**MATERIAL FOR THIS TASK**
■ ■ ■
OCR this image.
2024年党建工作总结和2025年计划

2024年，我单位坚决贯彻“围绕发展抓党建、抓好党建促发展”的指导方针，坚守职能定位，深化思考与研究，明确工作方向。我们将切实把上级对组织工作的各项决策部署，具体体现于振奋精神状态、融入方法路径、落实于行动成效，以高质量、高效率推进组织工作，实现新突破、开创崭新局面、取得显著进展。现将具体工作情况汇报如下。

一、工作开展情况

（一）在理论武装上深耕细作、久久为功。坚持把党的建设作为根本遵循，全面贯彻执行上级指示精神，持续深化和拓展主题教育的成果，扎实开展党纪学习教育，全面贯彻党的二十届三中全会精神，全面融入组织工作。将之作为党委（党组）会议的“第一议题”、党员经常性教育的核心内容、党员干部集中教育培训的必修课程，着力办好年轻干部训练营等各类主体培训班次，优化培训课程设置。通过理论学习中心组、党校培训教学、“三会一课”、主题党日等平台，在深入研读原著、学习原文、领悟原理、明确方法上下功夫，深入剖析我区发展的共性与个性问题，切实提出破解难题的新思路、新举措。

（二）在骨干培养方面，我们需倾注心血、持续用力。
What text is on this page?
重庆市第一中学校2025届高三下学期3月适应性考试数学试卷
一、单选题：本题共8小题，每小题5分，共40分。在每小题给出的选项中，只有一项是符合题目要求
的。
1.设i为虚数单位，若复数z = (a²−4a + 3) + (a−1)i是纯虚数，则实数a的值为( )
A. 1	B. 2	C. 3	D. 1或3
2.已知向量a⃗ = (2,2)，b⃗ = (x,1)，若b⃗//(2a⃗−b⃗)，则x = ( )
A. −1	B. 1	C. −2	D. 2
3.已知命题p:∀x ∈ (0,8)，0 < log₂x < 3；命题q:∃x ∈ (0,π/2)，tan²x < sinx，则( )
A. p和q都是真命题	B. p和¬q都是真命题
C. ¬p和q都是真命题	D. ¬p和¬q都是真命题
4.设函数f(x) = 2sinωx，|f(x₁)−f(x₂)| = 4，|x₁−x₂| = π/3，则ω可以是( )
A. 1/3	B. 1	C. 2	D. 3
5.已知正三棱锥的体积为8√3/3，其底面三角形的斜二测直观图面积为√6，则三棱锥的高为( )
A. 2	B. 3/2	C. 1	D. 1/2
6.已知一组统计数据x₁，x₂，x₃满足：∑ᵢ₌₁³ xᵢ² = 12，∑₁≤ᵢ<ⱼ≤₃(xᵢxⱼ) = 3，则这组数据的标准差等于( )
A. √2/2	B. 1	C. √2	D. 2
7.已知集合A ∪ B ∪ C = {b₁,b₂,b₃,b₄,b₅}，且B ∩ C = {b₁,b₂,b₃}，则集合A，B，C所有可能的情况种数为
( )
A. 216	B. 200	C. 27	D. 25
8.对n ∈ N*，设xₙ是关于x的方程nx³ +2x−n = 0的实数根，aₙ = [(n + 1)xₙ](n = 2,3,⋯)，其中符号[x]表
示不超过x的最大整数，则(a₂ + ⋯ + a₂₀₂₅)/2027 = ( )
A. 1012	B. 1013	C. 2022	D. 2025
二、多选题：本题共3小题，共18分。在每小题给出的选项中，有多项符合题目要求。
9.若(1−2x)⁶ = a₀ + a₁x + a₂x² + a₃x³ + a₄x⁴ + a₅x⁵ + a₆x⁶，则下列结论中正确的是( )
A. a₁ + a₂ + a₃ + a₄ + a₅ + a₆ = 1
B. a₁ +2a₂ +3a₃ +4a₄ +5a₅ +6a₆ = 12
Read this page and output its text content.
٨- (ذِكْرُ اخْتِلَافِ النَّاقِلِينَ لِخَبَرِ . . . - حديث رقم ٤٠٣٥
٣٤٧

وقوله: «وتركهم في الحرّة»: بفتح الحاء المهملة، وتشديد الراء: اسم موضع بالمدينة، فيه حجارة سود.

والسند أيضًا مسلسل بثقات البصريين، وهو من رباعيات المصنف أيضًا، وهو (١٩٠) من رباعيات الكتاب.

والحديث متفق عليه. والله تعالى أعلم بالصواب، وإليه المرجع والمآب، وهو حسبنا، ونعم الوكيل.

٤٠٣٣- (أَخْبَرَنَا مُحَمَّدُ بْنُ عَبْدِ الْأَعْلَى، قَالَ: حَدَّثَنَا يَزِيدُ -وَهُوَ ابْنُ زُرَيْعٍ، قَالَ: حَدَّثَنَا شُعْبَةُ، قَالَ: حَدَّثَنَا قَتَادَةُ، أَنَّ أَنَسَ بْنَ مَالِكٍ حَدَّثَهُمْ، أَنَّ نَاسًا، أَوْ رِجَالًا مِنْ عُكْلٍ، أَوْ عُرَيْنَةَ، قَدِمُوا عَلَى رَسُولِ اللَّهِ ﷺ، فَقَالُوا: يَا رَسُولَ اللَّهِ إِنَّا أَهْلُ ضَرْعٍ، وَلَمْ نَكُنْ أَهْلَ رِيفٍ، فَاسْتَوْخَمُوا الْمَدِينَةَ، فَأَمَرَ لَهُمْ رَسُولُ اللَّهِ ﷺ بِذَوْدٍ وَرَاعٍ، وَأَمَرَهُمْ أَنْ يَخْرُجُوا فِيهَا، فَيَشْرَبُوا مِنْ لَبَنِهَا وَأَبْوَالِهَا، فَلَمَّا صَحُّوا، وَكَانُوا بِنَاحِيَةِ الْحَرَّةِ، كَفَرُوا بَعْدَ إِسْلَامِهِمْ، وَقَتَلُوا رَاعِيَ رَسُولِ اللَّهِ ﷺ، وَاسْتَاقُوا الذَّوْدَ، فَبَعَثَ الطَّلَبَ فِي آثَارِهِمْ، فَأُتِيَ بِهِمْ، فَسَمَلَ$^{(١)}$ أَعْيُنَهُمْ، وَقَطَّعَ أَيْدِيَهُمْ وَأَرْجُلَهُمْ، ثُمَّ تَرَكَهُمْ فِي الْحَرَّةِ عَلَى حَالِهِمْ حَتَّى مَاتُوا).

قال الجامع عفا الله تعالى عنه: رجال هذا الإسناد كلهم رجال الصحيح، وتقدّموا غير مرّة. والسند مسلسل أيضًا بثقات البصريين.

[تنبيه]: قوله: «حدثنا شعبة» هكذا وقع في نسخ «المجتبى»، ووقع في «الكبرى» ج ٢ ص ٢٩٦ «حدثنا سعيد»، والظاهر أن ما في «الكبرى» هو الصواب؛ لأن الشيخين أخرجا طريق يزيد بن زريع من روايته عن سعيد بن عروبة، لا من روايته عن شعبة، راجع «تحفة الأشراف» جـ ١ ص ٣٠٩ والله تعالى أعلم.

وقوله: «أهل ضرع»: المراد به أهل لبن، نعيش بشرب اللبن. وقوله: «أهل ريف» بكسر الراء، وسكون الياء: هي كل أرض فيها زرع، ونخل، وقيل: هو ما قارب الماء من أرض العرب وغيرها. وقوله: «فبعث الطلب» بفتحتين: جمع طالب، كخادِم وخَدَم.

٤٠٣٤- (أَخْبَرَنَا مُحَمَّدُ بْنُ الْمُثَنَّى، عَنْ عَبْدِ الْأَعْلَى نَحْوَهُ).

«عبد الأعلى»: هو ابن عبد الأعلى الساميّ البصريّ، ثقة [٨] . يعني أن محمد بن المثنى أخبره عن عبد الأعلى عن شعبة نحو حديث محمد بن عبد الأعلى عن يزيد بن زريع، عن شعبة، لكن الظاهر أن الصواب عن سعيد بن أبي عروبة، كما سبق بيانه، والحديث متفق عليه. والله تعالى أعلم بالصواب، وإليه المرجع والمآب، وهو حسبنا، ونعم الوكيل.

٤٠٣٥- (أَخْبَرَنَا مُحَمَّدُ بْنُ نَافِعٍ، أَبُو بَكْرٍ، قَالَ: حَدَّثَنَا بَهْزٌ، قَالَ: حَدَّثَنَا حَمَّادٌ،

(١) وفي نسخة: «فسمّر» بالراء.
■ ■ ■
**INSTRUCTIONS FOR THE TASK**
Please list every line of the records that contains "وقوله".

**FULL ANSWER**
وقوله: «وتركهم في الحرّة»: بفتح الحاء المهملة، وتشديد الراء: اسم موضع بالمدينة، فيه حجارة سود.
وقوله: «أهل ضرع»: المراد به أهل لبن، نعيش بشرب اللبن. وقوله: «أهل ريف» بكسر الراء، وسكون الياء: هي كل أرض فيها زرع، ونخل، وقيل: هو ما قارب الماء من أرض العرب وغيرها. وقوله: «فبعث الطلب» بفتحتين: جمع طالب، كخادِم وخَدَم.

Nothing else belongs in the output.